___ Reading passage

Mandy Moore and her family are staying warm this holiday season. The musician and actor just launched a line of cold-weather-ready clothes for the whole family — there’s even a sweater for the dog — which she created in partnership with Gymboree. It’s a cozy capsule collection of knit sweaters and wintry Nordic patterns, all perfect for sitting by the fire while the snow falls.
Moore herself exudes warmth, perched in front of a tangle of Christmas lights and a collage of family photos set up in The Children’s Place’s New Jersey headquarters. Her face takes on a luminous quality when she speaks about her family, specifically — and she seems open to sharing, channeling both vulnerability and a quiet strength with her words.
“I think becoming a parent just cracked me open in every way possible,” Moore tells POPSUGAR. “It changes you on a cellular level.” She and her husband, Taylor Goldsmith, share two kids — August “Gus” Harrison, who arrived in February 2021, and their new baby, Oscar “Ozzie” Bennett Goldsmith, who was born in October 2022.
Having children has also changed her music, which is easy to hear on her most recent album, “In Real Life,” a quietly assured record that feels like a love letter to her growing family. “Wearing that mom hat has obviously influenced the music I write and the way I see the world,” Moore says. The title track, “In Real Life,” hints at exactly how family has altered her, body and soul. “I’m different now, I’m not sure how,” she sings. “The world don’t revolve around me.”

______
___ Record set

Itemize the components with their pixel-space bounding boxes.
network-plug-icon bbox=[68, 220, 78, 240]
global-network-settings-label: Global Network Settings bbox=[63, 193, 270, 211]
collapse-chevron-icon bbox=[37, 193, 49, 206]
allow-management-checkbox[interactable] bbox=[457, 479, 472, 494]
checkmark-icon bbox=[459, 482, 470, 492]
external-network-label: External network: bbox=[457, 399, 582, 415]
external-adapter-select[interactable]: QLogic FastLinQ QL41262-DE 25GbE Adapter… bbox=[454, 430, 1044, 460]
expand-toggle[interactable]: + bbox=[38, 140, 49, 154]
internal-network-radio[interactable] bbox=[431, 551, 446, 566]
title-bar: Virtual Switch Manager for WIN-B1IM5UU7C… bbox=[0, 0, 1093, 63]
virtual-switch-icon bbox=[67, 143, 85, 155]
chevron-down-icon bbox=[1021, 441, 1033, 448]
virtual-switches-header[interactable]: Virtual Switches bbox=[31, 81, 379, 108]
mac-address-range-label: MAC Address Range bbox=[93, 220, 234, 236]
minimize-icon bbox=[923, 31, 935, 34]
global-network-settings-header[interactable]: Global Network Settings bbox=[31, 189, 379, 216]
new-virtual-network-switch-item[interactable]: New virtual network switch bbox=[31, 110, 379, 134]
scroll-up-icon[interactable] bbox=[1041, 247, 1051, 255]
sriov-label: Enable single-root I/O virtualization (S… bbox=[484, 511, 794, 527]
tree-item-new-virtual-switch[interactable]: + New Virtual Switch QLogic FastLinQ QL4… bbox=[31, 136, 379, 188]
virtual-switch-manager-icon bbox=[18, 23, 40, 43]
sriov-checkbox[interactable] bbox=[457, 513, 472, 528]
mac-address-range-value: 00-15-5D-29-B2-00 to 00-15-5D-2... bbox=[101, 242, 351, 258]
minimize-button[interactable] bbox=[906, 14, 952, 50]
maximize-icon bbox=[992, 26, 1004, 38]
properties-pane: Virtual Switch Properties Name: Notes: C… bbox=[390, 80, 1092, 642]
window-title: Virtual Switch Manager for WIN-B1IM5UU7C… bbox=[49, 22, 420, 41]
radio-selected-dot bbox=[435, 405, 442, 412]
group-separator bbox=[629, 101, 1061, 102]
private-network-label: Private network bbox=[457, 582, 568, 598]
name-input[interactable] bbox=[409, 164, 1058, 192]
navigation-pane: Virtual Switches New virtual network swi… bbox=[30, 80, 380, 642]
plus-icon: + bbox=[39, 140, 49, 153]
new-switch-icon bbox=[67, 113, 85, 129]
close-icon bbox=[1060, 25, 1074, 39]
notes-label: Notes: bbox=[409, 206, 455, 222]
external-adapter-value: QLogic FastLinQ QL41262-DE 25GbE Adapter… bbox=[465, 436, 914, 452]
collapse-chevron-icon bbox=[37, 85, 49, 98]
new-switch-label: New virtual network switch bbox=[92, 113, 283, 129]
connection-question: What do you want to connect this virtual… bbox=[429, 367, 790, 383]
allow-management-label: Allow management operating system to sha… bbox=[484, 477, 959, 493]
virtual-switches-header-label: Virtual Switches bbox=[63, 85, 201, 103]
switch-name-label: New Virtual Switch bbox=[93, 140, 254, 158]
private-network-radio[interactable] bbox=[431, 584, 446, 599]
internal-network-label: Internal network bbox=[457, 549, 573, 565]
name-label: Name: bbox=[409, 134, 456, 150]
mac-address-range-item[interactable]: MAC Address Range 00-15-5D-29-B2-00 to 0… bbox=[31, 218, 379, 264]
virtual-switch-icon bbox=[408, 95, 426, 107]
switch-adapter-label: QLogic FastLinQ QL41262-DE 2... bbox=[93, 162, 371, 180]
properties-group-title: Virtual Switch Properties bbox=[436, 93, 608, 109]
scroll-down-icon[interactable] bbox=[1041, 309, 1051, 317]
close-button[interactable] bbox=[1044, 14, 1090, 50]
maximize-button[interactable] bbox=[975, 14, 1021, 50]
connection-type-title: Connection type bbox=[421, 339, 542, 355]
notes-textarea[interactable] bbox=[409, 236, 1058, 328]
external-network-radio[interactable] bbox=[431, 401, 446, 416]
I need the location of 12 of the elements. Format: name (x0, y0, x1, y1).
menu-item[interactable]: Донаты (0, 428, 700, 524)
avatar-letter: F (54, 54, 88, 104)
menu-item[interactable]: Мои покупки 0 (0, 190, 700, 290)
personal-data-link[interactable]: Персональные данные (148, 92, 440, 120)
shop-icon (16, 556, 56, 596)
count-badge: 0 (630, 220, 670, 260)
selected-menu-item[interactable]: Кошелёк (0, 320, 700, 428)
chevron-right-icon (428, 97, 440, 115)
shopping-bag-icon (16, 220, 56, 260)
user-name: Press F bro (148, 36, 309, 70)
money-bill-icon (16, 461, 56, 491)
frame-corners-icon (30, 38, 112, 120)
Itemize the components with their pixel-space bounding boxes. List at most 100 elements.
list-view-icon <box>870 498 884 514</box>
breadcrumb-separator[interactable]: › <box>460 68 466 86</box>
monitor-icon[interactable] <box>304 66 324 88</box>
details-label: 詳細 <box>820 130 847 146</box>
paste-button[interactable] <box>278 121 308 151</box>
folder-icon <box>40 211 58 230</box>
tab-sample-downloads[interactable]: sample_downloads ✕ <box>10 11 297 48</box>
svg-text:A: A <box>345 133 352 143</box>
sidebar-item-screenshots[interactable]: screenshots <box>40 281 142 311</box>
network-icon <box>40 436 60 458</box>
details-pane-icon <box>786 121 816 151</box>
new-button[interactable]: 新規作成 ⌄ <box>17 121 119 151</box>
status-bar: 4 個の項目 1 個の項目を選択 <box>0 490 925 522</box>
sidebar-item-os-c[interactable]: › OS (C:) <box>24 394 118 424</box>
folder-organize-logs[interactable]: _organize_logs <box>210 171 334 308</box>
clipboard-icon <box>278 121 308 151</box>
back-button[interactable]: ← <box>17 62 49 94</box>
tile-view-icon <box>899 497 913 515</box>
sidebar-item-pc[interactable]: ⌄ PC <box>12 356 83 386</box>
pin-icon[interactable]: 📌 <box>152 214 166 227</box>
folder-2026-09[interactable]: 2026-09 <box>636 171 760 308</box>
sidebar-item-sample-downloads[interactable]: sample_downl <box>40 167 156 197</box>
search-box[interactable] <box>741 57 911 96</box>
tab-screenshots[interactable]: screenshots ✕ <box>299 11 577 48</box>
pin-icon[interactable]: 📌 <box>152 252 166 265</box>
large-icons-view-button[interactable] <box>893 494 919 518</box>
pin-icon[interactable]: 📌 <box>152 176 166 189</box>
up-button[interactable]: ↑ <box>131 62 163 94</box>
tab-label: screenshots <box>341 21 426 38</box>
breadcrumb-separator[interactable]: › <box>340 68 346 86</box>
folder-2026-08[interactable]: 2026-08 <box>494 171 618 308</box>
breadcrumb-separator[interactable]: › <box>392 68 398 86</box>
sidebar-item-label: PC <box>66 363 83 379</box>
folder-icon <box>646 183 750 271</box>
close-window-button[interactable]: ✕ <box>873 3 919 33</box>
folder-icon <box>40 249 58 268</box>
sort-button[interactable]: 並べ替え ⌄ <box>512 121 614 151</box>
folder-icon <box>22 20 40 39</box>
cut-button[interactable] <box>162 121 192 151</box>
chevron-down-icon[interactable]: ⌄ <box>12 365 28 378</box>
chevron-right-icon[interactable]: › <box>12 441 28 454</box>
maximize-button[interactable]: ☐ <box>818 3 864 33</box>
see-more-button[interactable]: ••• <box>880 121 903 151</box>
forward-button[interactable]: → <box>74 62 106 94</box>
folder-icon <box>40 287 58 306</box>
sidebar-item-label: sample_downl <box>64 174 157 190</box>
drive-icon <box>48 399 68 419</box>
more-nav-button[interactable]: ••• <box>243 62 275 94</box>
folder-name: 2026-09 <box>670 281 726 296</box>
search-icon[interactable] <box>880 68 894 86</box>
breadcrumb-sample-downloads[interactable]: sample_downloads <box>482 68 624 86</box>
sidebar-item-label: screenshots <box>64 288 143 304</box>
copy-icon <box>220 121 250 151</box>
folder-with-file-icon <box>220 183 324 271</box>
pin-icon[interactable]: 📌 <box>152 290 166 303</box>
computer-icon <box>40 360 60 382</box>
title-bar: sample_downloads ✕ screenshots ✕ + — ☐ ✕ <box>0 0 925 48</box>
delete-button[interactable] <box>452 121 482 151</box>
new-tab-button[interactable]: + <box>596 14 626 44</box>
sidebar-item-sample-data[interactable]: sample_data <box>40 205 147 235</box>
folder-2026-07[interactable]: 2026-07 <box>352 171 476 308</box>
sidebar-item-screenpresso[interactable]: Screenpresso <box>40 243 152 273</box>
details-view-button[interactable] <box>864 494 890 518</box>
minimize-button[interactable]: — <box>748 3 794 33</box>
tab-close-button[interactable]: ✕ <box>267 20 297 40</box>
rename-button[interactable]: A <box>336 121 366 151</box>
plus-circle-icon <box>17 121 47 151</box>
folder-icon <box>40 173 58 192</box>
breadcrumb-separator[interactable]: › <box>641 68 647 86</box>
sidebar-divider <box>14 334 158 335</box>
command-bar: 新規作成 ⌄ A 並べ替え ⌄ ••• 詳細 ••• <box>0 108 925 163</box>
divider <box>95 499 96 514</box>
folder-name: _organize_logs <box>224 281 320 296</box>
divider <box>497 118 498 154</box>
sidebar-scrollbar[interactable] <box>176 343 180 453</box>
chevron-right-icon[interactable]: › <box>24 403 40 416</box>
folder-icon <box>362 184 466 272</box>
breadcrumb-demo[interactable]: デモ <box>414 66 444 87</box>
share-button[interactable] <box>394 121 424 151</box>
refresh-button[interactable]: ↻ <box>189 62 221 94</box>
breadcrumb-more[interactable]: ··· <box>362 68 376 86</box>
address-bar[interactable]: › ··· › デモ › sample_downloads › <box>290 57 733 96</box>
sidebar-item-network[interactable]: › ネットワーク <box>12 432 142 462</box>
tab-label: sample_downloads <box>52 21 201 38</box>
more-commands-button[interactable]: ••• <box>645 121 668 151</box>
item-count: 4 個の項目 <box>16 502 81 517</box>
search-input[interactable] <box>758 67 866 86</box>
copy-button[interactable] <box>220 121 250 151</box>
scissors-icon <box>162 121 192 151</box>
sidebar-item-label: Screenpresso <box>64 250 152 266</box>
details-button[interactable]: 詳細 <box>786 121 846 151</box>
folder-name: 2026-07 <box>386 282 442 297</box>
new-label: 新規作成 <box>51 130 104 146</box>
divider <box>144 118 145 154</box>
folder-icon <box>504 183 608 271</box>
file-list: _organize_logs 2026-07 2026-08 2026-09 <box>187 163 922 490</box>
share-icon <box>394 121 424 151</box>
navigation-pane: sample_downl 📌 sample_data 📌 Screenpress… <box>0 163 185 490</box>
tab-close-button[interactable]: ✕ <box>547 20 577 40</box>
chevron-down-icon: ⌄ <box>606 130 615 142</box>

______

▸ **What is expected**
Please translate this sentence from the Mandy Moore article into Spanish: "Mandy Moore and her family are staying warm this holiday season." Work from the text alone and leave the records aside.

▸ **Correct answer**
Mandy Moore y su familia se mantienen abrigados esta temporada navideña.